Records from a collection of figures
((

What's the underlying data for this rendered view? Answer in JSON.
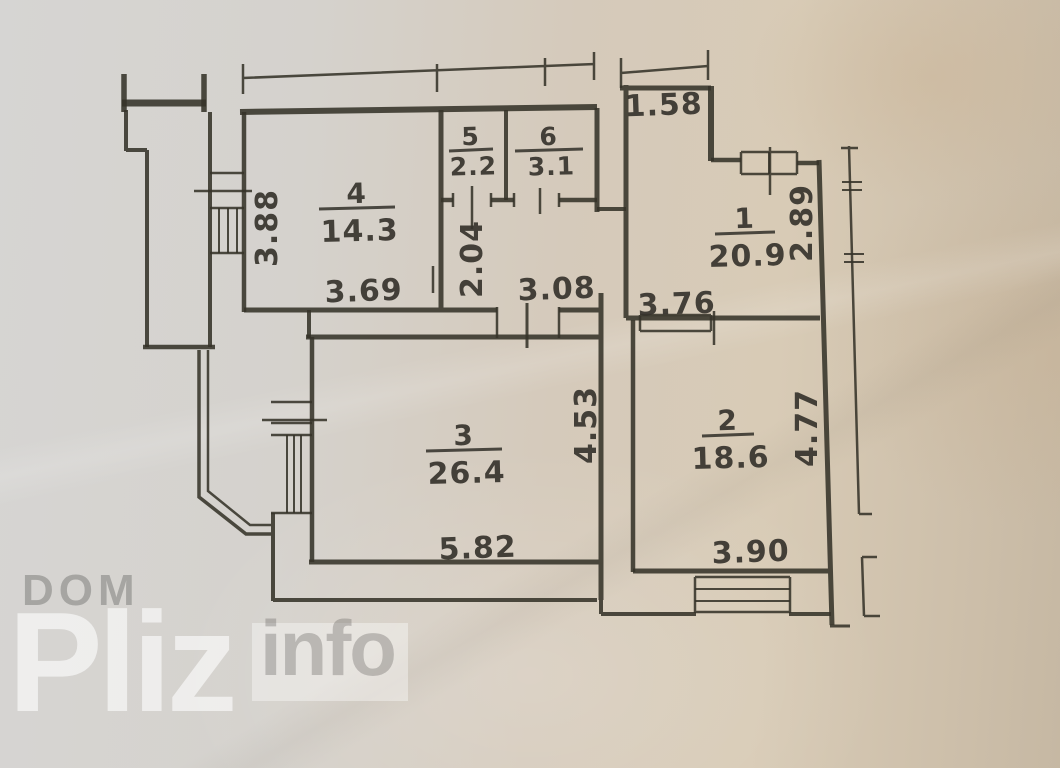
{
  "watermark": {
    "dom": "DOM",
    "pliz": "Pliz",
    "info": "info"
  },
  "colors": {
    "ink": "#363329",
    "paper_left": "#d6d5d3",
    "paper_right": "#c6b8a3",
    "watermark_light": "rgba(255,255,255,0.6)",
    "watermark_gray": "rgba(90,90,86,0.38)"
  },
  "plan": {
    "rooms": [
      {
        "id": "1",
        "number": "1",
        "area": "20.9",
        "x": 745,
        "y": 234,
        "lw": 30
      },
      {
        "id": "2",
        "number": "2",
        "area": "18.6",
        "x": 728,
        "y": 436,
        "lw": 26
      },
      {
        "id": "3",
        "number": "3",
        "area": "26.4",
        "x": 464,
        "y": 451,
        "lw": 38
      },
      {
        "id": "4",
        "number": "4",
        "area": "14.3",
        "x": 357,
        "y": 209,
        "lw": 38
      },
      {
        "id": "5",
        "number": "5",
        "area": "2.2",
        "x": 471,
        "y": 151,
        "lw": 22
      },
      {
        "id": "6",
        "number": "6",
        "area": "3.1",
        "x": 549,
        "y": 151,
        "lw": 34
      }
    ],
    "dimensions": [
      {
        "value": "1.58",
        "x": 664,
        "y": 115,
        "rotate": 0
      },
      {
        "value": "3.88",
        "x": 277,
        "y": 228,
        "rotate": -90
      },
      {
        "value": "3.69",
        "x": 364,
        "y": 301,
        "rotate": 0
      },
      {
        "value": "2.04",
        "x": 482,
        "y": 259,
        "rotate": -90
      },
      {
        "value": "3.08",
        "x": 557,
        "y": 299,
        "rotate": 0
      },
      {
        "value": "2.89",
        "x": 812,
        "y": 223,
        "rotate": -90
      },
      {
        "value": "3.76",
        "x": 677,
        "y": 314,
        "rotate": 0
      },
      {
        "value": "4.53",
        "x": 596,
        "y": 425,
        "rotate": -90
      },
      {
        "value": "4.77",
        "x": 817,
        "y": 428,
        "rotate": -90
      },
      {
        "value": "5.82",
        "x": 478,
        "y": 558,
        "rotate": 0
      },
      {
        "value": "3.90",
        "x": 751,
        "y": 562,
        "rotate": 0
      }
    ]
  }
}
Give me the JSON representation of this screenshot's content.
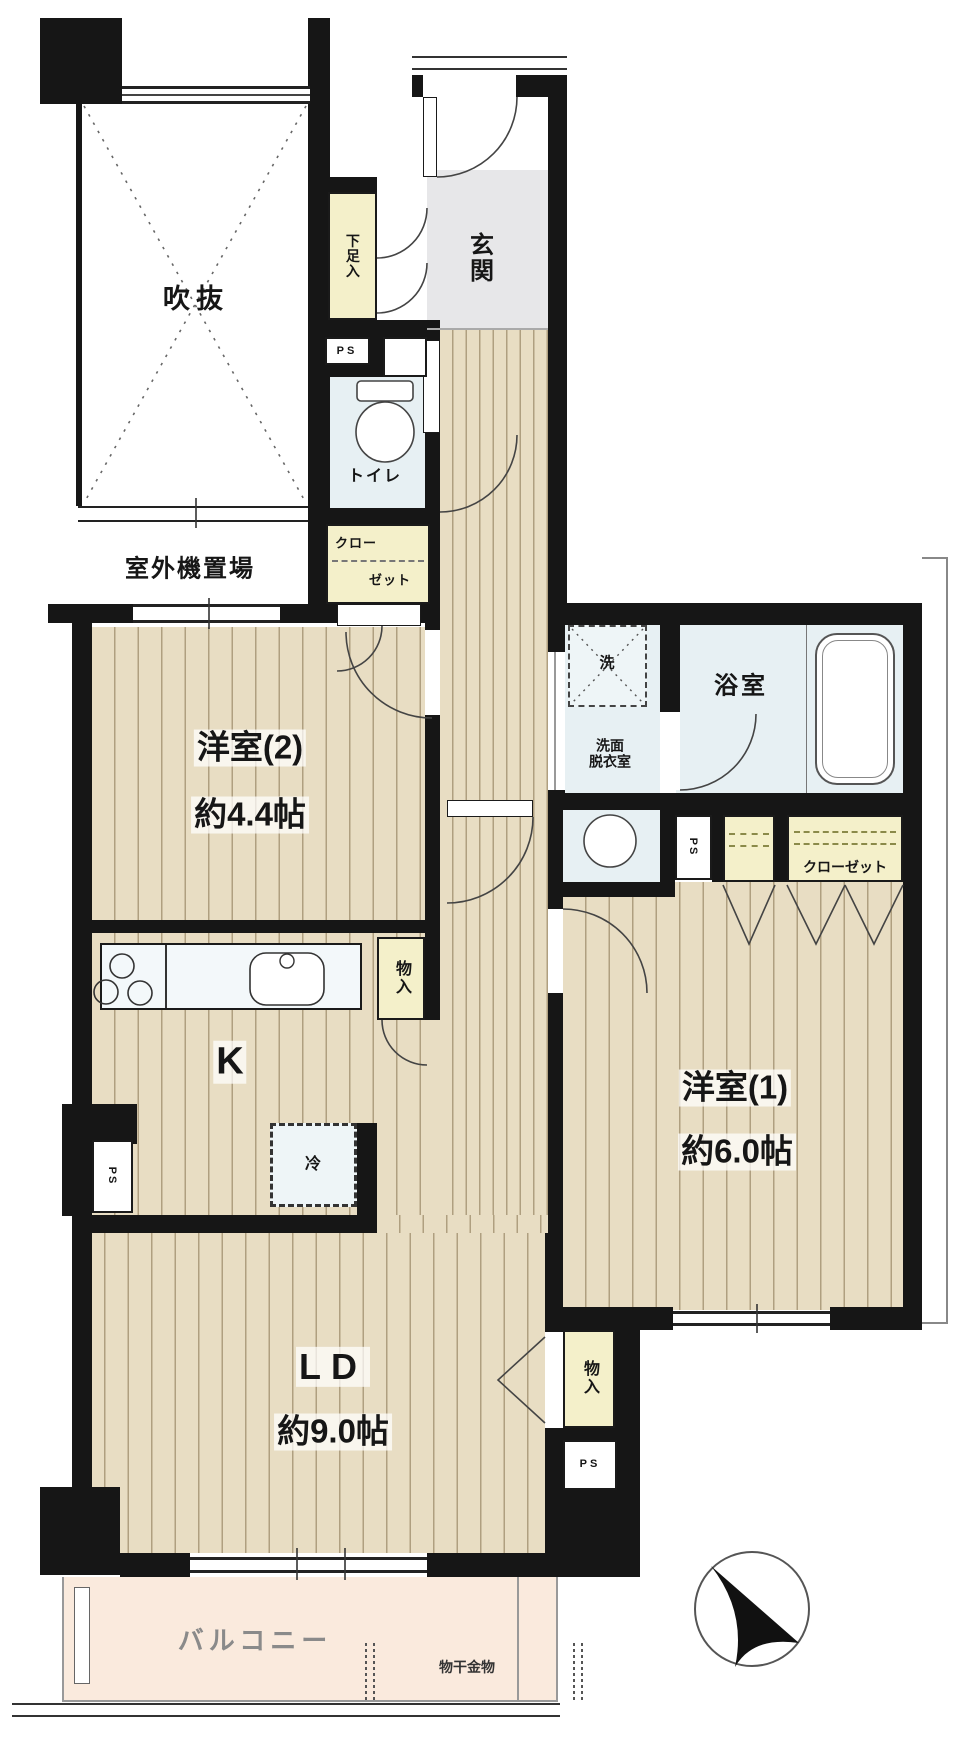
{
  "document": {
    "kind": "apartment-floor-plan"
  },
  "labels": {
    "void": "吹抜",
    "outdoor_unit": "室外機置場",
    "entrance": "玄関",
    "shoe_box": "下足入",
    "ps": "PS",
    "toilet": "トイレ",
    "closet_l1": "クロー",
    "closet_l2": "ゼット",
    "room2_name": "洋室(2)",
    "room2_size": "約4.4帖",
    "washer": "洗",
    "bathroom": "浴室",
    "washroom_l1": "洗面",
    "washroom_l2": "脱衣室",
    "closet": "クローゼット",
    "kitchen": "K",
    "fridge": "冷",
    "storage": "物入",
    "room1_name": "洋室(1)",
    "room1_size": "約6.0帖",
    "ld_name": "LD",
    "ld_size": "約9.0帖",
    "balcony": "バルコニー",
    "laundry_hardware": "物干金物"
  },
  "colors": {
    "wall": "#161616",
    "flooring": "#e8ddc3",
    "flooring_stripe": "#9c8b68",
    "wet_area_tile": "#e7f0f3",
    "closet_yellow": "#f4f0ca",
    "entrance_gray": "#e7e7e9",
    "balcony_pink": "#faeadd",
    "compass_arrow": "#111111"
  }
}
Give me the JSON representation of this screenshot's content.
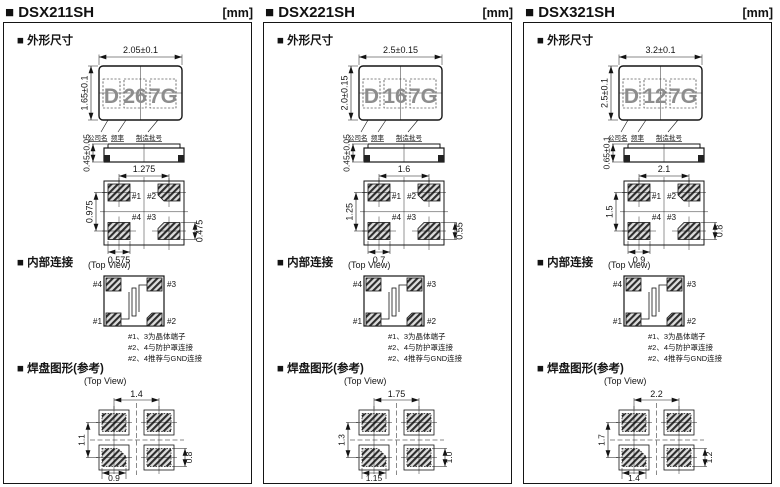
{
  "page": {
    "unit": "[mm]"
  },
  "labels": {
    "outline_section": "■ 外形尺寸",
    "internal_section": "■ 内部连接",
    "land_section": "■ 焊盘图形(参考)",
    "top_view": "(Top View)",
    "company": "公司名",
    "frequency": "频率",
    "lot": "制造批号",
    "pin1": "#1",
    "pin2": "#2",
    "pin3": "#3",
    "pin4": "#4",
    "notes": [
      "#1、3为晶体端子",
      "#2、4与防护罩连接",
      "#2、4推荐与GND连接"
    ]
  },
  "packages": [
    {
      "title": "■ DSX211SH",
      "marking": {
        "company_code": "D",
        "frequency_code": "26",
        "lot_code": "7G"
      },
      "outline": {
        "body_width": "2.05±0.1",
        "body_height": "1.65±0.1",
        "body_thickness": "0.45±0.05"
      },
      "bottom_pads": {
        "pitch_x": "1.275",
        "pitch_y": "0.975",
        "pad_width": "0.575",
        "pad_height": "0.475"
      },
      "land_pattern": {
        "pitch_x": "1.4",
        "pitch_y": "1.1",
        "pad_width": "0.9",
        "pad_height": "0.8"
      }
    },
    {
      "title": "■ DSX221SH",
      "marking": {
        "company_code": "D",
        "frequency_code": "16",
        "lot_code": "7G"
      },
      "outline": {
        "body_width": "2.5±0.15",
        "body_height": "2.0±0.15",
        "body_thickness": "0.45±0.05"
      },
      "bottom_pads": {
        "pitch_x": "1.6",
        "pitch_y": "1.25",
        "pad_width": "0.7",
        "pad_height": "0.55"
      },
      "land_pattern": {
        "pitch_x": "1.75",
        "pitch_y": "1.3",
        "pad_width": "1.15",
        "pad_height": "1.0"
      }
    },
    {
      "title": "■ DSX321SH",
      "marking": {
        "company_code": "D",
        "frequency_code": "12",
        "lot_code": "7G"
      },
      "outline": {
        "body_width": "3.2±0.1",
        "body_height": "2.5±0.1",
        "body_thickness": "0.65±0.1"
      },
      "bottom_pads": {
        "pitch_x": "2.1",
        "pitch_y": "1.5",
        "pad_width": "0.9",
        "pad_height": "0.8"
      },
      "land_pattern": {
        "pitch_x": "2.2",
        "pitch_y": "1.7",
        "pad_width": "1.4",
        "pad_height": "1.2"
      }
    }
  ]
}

))

Strip the images and reproduce the remaining records precisely.

Final result –
What's the underlying data for this rendered view? Answer in JSON.
{
  "watermark": {
    "dom": "DOM",
    "pliz": "Pliz",
    "info": "info"
  },
  "colors": {
    "ink": "#363329",
    "paper_left": "#d6d5d3",
    "paper_right": "#c6b8a3",
    "watermark_light": "rgba(255,255,255,0.6)",
    "watermark_gray": "rgba(90,90,86,0.38)"
  },
  "plan": {
    "rooms": [
      {
        "id": "1",
        "number": "1",
        "area": "20.9",
        "x": 745,
        "y": 234,
        "lw": 30
      },
      {
        "id": "2",
        "number": "2",
        "area": "18.6",
        "x": 728,
        "y": 436,
        "lw": 26
      },
      {
        "id": "3",
        "number": "3",
        "area": "26.4",
        "x": 464,
        "y": 451,
        "lw": 38
      },
      {
        "id": "4",
        "number": "4",
        "area": "14.3",
        "x": 357,
        "y": 209,
        "lw": 38
      },
      {
        "id": "5",
        "number": "5",
        "area": "2.2",
        "x": 471,
        "y": 151,
        "lw": 22
      },
      {
        "id": "6",
        "number": "6",
        "area": "3.1",
        "x": 549,
        "y": 151,
        "lw": 34
      }
    ],
    "dimensions": [
      {
        "value": "1.58",
        "x": 664,
        "y": 115,
        "rotate": 0
      },
      {
        "value": "3.88",
        "x": 277,
        "y": 228,
        "rotate": -90
      },
      {
        "value": "3.69",
        "x": 364,
        "y": 301,
        "rotate": 0
      },
      {
        "value": "2.04",
        "x": 482,
        "y": 259,
        "rotate": -90
      },
      {
        "value": "3.08",
        "x": 557,
        "y": 299,
        "rotate": 0
      },
      {
        "value": "2.89",
        "x": 812,
        "y": 223,
        "rotate": -90
      },
      {
        "value": "3.76",
        "x": 677,
        "y": 314,
        "rotate": 0
      },
      {
        "value": "4.53",
        "x": 596,
        "y": 425,
        "rotate": -90
      },
      {
        "value": "4.77",
        "x": 817,
        "y": 428,
        "rotate": -90
      },
      {
        "value": "5.82",
        "x": 478,
        "y": 558,
        "rotate": 0
      },
      {
        "value": "3.90",
        "x": 751,
        "y": 562,
        "rotate": 0
      }
    ]
  }
}
Give me the JSON representation of this screenshot's content.
{
  "document": {
    "kind": "apartment-floor-plan"
  },
  "labels": {
    "void": "吹抜",
    "outdoor_unit": "室外機置場",
    "entrance": "玄関",
    "shoe_box": "下足入",
    "ps": "PS",
    "toilet": "トイレ",
    "closet_l1": "クロー",
    "closet_l2": "ゼット",
    "room2_name": "洋室(2)",
    "room2_size": "約4.4帖",
    "washer": "洗",
    "bathroom": "浴室",
    "washroom_l1": "洗面",
    "washroom_l2": "脱衣室",
    "closet": "クローゼット",
    "kitchen": "K",
    "fridge": "冷",
    "storage": "物入",
    "room1_name": "洋室(1)",
    "room1_size": "約6.0帖",
    "ld_name": "LD",
    "ld_size": "約9.0帖",
    "balcony": "バルコニー",
    "laundry_hardware": "物干金物"
  },
  "colors": {
    "wall": "#161616",
    "flooring": "#e8ddc3",
    "flooring_stripe": "#9c8b68",
    "wet_area_tile": "#e7f0f3",
    "closet_yellow": "#f4f0ca",
    "entrance_gray": "#e7e7e9",
    "balcony_pink": "#faeadd",
    "compass_arrow": "#111111"
  }
}
Give me the JSON representation of this screenshot's content.
{
  "page": {
    "unit": "[mm]"
  },
  "labels": {
    "outline_section": "■ 外形尺寸",
    "internal_section": "■ 内部连接",
    "land_section": "■ 焊盘图形(参考)",
    "top_view": "(Top View)",
    "company": "公司名",
    "frequency": "频率",
    "lot": "制造批号",
    "pin1": "#1",
    "pin2": "#2",
    "pin3": "#3",
    "pin4": "#4",
    "notes": [
      "#1、3为晶体端子",
      "#2、4与防护罩连接",
      "#2、4推荐与GND连接"
    ]
  },
  "packages": [
    {
      "title": "■ DSX211SH",
      "marking": {
        "company_code": "D",
        "frequency_code": "26",
        "lot_code": "7G"
      },
      "outline": {
        "body_width": "2.05±0.1",
        "body_height": "1.65±0.1",
        "body_thickness": "0.45±0.05"
      },
      "bottom_pads": {
        "pitch_x": "1.275",
        "pitch_y": "0.975",
        "pad_width": "0.575",
        "pad_height": "0.475"
      },
      "land_pattern": {
        "pitch_x": "1.4",
        "pitch_y": "1.1",
        "pad_width": "0.9",
        "pad_height": "0.8"
      }
    },
    {
      "title": "■ DSX221SH",
      "marking": {
        "company_code": "D",
        "frequency_code": "16",
        "lot_code": "7G"
      },
      "outline": {
        "body_width": "2.5±0.15",
        "body_height": "2.0±0.15",
        "body_thickness": "0.45±0.05"
      },
      "bottom_pads": {
        "pitch_x": "1.6",
        "pitch_y": "1.25",
        "pad_width": "0.7",
        "pad_height": "0.55"
      },
      "land_pattern": {
        "pitch_x": "1.75",
        "pitch_y": "1.3",
        "pad_width": "1.15",
        "pad_height": "1.0"
      }
    },
    {
      "title": "■ DSX321SH",
      "marking": {
        "company_code": "D",
        "frequency_code": "12",
        "lot_code": "7G"
      },
      "outline": {
        "body_width": "3.2±0.1",
        "body_height": "2.5±0.1",
        "body_thickness": "0.65±0.1"
      },
      "bottom_pads": {
        "pitch_x": "2.1",
        "pitch_y": "1.5",
        "pad_width": "0.9",
        "pad_height": "0.8"
      },
      "land_pattern": {
        "pitch_x": "2.2",
        "pitch_y": "1.7",
        "pad_width": "1.4",
        "pad_height": "1.2"
      }
    }
  ]
}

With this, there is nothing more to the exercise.